RECORDS FOR PROCESSING
:::

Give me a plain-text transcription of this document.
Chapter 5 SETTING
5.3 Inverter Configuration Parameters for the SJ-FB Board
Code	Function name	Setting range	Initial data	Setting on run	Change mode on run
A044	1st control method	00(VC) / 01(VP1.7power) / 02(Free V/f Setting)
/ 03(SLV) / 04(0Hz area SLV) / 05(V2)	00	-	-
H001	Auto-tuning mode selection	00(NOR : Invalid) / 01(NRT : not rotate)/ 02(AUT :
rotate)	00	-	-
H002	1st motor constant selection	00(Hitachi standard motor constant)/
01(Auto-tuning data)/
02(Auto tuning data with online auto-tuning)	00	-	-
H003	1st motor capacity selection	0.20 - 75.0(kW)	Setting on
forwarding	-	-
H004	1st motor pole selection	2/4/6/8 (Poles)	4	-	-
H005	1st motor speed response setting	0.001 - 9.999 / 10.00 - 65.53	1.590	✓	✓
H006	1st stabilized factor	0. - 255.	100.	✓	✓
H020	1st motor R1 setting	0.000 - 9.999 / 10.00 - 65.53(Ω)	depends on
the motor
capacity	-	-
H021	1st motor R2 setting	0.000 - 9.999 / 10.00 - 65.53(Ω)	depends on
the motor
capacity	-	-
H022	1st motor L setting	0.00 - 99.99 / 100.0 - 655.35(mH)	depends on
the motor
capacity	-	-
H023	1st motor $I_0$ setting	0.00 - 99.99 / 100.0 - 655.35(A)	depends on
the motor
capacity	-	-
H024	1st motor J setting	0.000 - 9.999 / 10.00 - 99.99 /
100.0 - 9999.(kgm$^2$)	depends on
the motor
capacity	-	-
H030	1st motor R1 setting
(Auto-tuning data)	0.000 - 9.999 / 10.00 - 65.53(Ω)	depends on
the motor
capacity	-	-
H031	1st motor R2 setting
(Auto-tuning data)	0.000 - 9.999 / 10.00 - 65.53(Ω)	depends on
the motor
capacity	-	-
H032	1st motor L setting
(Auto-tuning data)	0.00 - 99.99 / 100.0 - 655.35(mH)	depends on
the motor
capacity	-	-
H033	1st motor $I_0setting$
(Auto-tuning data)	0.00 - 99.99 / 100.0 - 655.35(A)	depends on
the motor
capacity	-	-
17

:::

TASK PROMPT
Looking at the material above, count the lines that hold "mode" and give the total alone.

SOLUTION TO THIS TASK
2